*Task*
Tally all lines containing the word "type". Give the number alone.

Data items
—————

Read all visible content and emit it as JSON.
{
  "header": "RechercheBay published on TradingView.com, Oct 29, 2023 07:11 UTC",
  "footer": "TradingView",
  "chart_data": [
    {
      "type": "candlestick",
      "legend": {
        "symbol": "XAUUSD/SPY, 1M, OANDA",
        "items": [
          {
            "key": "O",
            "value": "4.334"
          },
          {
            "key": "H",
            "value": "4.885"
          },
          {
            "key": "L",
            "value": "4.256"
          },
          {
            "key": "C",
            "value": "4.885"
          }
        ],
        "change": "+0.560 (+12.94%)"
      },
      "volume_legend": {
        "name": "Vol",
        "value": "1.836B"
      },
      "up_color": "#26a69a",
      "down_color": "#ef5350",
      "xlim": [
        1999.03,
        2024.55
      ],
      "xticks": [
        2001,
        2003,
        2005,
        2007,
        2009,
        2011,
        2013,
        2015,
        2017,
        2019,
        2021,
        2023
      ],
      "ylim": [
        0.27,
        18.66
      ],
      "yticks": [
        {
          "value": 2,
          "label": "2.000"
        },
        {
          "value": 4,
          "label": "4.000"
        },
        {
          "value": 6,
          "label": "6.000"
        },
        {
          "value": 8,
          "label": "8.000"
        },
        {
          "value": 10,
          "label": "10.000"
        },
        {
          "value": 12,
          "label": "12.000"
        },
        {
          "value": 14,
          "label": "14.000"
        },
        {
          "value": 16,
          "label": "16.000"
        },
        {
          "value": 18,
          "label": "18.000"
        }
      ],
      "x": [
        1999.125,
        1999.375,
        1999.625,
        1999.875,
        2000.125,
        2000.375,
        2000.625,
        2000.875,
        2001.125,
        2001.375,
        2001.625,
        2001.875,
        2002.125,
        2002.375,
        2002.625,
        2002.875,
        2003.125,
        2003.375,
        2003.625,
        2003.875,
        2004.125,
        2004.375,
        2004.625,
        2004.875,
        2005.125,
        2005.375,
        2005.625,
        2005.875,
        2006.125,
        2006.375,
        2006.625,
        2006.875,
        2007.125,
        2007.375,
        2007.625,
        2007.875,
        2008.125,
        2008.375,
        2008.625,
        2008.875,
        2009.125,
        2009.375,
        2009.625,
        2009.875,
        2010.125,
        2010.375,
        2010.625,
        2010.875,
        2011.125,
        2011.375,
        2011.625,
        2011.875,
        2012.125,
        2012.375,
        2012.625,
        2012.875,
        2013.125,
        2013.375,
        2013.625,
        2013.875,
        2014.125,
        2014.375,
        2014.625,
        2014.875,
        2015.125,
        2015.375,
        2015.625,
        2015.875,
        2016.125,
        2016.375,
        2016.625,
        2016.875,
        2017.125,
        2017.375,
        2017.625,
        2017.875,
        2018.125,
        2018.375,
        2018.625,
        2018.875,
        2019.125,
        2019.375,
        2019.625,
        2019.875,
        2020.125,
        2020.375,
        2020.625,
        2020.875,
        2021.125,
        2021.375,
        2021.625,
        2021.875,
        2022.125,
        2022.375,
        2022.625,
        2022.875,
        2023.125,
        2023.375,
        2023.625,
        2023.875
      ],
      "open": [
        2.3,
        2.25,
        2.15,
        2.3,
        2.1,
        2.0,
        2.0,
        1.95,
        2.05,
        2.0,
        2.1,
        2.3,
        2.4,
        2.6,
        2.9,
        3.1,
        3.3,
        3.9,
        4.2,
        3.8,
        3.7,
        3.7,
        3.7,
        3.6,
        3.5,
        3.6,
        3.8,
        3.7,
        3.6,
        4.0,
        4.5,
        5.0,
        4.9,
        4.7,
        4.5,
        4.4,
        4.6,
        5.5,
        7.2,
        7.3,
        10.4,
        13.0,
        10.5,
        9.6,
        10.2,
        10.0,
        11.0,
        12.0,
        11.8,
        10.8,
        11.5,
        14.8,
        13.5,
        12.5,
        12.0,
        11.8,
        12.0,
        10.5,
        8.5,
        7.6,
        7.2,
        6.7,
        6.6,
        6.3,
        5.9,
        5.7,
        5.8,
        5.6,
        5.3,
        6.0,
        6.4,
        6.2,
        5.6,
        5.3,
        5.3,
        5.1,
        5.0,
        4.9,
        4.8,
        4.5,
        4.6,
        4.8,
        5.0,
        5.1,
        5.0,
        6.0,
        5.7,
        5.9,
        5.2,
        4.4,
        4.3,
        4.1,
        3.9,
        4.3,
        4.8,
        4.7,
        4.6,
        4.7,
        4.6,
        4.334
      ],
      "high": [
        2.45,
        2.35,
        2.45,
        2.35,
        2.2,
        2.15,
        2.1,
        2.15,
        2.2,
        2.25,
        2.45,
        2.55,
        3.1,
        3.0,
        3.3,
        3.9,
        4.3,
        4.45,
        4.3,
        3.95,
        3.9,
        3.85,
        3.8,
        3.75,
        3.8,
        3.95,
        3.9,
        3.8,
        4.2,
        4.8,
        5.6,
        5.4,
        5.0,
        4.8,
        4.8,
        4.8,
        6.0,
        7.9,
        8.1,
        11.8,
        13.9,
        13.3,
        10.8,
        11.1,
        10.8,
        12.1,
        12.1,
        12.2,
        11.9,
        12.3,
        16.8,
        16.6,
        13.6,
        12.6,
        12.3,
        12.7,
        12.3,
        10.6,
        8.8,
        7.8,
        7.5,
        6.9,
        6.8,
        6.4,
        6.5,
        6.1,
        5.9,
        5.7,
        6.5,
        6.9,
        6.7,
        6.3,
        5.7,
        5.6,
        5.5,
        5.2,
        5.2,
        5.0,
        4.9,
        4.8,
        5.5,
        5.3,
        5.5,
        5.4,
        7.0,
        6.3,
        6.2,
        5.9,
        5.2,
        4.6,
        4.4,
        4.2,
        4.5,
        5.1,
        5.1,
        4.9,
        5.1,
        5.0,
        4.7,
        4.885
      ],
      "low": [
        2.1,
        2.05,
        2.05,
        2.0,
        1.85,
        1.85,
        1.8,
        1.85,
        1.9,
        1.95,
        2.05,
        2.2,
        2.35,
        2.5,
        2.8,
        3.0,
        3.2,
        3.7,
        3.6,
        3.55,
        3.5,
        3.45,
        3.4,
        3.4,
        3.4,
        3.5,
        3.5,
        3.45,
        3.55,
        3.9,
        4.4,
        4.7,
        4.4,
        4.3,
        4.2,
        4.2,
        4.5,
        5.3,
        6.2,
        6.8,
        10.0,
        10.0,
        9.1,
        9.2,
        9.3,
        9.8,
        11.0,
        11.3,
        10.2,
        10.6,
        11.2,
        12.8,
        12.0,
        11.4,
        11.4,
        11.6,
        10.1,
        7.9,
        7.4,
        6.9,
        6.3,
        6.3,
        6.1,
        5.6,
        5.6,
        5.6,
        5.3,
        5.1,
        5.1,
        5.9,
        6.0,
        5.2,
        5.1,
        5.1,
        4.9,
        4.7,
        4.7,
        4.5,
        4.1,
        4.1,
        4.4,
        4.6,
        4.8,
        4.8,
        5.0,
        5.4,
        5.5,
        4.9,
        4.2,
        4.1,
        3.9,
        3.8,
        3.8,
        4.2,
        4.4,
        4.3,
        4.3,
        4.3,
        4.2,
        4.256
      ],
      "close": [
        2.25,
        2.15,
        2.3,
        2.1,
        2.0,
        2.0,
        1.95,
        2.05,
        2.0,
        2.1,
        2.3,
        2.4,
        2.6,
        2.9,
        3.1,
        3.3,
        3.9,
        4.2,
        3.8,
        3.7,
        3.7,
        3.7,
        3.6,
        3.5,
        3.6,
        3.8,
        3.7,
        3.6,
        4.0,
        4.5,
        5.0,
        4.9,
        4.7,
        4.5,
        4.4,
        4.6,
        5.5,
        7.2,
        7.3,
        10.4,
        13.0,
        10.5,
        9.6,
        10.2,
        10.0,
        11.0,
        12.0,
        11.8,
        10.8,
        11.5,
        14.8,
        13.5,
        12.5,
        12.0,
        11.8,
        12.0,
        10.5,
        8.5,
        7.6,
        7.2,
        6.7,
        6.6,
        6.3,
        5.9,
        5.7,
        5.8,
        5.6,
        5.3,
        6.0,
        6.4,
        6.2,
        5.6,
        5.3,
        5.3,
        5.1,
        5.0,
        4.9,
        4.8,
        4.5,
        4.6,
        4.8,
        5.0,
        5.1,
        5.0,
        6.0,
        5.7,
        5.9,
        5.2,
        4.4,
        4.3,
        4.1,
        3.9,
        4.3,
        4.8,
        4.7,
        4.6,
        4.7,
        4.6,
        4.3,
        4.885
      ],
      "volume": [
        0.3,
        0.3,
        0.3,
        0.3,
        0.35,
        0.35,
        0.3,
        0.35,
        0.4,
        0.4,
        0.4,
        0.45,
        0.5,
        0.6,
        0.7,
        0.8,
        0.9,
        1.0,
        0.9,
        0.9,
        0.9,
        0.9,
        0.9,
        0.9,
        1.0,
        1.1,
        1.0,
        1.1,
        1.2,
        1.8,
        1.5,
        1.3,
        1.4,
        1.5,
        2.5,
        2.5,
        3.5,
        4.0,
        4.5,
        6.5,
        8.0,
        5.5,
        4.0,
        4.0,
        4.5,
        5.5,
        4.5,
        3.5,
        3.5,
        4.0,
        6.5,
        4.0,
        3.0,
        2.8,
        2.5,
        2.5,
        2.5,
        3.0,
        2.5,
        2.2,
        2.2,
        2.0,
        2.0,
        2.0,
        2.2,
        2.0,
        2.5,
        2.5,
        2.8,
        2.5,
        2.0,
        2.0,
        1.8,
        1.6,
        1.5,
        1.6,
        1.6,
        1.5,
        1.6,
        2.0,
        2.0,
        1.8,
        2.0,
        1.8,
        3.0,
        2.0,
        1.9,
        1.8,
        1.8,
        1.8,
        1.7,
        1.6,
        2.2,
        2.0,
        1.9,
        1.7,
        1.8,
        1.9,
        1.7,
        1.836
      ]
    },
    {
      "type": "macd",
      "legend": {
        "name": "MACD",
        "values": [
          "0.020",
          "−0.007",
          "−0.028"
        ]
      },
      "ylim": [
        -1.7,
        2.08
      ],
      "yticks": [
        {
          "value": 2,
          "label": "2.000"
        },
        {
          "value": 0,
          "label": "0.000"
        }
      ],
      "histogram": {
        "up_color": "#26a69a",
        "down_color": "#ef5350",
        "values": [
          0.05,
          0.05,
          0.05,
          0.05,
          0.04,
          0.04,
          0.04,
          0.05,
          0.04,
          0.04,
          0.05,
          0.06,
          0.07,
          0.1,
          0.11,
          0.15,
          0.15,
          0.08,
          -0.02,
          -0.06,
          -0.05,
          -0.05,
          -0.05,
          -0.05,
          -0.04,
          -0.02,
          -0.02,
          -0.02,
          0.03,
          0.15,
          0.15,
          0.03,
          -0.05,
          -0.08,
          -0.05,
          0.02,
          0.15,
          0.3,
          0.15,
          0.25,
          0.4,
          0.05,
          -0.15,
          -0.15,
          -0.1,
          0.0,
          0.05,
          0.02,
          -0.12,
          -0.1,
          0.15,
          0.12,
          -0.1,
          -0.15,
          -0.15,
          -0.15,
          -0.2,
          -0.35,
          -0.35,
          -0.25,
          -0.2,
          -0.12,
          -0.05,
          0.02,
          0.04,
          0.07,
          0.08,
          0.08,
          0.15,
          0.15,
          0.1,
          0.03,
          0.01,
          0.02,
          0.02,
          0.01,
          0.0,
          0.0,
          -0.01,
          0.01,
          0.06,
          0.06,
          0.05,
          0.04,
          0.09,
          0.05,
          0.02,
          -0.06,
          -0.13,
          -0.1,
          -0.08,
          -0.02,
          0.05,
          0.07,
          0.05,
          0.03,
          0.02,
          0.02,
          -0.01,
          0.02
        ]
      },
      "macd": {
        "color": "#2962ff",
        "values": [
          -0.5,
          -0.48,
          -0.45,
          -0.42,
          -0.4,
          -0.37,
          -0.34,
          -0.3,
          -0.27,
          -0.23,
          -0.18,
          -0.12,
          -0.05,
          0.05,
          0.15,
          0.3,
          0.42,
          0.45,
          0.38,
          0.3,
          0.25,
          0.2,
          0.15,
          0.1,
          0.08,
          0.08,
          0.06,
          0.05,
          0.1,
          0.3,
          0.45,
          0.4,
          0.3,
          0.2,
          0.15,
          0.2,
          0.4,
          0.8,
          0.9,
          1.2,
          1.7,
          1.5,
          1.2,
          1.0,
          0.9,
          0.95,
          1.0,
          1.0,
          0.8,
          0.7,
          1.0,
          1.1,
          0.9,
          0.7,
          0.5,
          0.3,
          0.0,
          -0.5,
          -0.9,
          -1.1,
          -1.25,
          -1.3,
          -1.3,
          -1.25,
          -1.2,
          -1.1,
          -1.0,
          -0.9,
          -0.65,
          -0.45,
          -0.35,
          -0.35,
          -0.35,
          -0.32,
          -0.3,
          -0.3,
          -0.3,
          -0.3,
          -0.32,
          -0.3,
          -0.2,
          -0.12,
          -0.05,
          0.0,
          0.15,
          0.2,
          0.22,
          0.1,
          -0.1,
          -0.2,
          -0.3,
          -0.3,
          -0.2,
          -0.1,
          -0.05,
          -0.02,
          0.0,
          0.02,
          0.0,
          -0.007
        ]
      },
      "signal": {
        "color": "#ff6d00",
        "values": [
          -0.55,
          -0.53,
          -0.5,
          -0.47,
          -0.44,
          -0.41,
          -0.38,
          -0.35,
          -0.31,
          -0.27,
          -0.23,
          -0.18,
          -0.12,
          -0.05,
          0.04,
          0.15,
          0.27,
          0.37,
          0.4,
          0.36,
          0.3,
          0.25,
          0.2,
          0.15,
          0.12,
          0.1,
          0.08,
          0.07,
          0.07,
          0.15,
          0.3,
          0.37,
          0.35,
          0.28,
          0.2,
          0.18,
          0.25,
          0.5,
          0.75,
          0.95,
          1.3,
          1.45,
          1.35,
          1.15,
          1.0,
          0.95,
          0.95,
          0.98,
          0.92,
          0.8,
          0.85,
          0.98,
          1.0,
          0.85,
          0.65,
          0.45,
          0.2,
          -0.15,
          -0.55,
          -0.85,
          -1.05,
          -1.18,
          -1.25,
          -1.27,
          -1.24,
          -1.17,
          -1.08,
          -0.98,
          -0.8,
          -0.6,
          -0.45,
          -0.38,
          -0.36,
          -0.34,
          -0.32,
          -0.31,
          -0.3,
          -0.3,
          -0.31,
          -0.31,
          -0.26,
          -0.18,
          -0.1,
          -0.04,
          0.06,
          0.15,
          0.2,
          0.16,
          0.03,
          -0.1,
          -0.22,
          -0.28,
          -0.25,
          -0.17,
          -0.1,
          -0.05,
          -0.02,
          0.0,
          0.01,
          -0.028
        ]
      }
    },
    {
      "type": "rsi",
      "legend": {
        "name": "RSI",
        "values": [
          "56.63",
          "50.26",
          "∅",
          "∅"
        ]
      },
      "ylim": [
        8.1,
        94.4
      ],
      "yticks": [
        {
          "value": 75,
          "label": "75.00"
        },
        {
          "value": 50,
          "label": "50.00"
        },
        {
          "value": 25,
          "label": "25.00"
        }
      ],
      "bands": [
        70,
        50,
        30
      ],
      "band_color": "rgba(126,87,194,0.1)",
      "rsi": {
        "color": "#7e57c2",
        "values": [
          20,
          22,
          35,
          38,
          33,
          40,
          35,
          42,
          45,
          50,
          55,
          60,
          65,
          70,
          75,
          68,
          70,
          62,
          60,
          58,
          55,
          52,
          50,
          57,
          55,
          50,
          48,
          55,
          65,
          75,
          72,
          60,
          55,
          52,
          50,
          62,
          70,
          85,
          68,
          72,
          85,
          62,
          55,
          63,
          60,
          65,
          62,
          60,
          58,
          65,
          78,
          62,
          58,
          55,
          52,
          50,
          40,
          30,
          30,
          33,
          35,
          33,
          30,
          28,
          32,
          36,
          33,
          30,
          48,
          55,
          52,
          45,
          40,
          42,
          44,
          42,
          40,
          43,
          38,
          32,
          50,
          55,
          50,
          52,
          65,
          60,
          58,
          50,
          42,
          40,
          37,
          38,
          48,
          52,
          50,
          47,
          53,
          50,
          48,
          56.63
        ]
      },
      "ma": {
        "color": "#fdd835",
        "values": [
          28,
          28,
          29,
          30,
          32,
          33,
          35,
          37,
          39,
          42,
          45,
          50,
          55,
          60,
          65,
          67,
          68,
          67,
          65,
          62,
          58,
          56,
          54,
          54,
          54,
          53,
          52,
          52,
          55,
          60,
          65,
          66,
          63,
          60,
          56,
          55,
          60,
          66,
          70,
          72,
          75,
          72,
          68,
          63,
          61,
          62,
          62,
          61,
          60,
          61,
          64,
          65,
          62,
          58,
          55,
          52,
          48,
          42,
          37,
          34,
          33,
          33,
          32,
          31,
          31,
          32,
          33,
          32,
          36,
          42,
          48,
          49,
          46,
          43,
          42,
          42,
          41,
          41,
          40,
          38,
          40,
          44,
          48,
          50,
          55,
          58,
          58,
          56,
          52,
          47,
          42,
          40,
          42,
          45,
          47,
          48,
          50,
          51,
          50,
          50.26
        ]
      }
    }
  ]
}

—————

*Response to this exercise*
3